• TASK OBJECTIVE:
Identify each line in the items below that contains the string "List", treating uppercase and lowercase letters as distinct, and copy every such line in full.

* begin *

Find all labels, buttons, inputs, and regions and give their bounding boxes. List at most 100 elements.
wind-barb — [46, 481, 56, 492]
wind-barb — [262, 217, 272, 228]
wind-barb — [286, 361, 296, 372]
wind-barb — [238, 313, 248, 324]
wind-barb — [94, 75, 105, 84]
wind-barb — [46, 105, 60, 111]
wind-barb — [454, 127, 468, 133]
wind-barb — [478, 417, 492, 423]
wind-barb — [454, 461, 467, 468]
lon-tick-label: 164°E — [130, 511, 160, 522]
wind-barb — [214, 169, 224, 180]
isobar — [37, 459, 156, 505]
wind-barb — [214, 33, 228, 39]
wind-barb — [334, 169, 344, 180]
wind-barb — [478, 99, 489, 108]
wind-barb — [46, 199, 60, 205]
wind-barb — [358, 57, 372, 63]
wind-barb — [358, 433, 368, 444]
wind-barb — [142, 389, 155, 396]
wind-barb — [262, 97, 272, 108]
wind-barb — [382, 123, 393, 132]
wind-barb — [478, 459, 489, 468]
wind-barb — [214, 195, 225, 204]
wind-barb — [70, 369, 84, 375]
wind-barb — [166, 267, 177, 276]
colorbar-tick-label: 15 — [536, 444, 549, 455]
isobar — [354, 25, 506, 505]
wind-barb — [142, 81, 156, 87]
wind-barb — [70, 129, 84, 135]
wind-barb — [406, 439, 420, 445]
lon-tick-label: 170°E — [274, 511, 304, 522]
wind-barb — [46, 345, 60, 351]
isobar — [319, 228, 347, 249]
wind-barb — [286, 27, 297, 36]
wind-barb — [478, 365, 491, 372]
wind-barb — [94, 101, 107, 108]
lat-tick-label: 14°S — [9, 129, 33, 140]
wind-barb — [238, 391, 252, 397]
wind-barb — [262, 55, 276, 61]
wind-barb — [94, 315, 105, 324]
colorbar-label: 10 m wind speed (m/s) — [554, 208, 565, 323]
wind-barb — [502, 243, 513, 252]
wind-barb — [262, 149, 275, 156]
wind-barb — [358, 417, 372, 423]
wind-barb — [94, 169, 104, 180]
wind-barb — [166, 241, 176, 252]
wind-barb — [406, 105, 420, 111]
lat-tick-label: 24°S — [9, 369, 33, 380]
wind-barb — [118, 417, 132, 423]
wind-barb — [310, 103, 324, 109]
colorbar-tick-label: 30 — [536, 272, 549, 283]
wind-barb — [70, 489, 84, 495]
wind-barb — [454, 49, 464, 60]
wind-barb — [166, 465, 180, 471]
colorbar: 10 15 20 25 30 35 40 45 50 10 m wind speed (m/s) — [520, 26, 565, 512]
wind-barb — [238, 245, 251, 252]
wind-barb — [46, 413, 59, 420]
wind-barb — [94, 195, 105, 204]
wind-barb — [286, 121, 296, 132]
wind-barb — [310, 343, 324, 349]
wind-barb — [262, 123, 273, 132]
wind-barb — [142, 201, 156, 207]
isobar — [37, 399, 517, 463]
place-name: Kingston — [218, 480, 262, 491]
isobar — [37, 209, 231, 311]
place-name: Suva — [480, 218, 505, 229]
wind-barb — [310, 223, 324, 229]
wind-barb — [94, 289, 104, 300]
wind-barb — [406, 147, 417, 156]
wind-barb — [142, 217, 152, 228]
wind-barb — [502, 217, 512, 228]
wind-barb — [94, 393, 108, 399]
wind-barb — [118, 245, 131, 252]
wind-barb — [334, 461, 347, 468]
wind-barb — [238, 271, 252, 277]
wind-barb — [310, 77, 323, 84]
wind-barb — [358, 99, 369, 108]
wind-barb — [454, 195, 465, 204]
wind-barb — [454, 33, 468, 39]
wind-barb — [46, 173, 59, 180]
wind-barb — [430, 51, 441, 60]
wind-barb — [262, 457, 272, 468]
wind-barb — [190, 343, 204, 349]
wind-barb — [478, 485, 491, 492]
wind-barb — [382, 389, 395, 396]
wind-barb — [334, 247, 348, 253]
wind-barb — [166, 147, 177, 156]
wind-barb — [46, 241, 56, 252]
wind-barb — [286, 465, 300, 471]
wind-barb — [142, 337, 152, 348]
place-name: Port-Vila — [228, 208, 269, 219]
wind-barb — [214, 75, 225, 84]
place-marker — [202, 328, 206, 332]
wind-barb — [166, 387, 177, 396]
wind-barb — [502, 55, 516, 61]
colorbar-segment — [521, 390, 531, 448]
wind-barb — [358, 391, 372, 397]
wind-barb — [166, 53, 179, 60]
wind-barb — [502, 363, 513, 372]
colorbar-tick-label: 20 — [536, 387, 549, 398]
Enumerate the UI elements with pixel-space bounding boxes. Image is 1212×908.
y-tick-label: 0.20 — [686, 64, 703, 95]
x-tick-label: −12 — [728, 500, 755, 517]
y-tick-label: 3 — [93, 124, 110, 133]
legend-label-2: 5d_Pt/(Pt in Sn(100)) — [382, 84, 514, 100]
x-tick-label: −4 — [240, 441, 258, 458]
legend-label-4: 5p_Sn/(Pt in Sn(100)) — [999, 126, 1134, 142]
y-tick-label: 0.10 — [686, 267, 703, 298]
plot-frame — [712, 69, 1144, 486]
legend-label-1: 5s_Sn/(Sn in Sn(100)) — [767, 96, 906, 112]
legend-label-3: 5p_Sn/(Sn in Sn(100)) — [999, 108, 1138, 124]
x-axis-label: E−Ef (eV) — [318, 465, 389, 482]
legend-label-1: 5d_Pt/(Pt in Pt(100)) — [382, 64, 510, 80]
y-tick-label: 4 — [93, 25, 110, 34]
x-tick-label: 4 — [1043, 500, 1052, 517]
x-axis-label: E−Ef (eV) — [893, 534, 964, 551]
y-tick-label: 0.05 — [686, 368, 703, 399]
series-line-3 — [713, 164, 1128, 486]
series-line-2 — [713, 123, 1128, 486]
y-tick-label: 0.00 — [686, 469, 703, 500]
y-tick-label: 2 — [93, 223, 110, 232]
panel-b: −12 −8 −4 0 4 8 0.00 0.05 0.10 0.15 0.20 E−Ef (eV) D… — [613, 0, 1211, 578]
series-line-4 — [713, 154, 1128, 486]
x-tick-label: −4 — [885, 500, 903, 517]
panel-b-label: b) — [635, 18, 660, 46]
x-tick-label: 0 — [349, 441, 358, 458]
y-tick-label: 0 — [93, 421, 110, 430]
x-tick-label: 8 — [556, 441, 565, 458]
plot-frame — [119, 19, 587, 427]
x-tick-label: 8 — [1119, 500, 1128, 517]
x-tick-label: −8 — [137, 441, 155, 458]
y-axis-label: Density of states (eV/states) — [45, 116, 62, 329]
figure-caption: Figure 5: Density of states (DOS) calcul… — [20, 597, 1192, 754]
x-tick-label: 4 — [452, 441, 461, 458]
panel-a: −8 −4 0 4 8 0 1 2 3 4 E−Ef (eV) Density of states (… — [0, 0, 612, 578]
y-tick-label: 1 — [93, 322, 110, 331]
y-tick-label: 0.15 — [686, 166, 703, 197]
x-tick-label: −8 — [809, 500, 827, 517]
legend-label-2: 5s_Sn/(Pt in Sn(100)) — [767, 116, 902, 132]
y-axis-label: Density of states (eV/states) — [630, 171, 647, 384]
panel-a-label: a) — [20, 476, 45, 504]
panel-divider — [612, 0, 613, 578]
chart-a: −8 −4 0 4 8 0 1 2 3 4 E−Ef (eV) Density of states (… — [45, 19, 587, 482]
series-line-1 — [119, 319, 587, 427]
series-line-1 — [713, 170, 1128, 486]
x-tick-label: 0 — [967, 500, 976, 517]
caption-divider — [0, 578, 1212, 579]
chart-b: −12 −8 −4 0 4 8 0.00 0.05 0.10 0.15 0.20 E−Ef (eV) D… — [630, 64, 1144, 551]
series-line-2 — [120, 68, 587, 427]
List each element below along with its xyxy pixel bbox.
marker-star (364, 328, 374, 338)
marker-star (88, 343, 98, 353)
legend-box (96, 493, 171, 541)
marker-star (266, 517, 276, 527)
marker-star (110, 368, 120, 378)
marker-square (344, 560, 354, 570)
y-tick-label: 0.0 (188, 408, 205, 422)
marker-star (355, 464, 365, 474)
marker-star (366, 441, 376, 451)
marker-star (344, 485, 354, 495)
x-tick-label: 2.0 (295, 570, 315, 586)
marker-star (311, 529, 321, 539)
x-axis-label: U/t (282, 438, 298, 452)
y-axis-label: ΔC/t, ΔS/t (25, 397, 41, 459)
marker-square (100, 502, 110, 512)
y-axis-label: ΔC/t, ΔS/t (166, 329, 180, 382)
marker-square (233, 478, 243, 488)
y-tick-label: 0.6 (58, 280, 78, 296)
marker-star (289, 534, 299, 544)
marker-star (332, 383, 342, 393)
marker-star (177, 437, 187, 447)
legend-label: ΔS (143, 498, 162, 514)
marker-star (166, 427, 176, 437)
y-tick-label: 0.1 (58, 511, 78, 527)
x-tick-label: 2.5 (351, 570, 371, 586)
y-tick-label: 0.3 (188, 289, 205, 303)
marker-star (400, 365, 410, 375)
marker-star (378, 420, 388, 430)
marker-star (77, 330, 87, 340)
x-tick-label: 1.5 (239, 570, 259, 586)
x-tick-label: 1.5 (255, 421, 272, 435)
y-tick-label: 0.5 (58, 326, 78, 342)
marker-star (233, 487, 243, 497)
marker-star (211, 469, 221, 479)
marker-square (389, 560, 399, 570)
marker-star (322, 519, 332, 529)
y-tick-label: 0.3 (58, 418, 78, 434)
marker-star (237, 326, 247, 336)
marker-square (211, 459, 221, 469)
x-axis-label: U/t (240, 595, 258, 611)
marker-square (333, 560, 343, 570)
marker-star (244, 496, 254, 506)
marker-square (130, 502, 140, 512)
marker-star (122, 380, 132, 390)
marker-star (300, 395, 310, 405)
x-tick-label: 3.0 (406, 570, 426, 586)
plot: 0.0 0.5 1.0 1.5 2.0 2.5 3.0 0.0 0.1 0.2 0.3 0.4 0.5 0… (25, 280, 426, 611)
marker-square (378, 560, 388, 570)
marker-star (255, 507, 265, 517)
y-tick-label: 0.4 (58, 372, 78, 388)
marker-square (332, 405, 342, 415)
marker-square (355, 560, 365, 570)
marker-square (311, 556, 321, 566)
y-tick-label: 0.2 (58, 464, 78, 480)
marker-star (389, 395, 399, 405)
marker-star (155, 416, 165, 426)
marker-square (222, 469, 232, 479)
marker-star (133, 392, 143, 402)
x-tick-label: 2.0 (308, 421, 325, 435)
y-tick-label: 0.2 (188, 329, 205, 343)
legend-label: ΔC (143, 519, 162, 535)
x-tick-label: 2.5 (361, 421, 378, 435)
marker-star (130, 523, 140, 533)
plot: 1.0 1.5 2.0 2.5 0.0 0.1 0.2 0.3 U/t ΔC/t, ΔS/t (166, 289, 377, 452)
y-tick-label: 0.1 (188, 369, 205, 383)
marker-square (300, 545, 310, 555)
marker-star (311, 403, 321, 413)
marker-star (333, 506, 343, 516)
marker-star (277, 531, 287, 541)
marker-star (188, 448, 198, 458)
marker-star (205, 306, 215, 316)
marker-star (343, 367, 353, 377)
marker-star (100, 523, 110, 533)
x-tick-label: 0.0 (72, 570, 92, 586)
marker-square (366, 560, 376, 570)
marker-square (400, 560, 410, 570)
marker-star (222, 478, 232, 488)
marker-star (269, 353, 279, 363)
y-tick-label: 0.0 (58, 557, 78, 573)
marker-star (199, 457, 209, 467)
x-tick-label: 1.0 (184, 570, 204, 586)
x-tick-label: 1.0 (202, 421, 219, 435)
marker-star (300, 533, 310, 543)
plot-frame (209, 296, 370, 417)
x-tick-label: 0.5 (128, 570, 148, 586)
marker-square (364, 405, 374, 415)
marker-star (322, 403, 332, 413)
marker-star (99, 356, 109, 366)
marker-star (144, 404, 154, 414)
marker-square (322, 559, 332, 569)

* end *

• SOLUTION TO THIS PROBLEM:
Find all labels, buttons, inputs, and regions and give their bounding boxes. List at most 100 elements.
List each element below along with its xyxy pixel bbox.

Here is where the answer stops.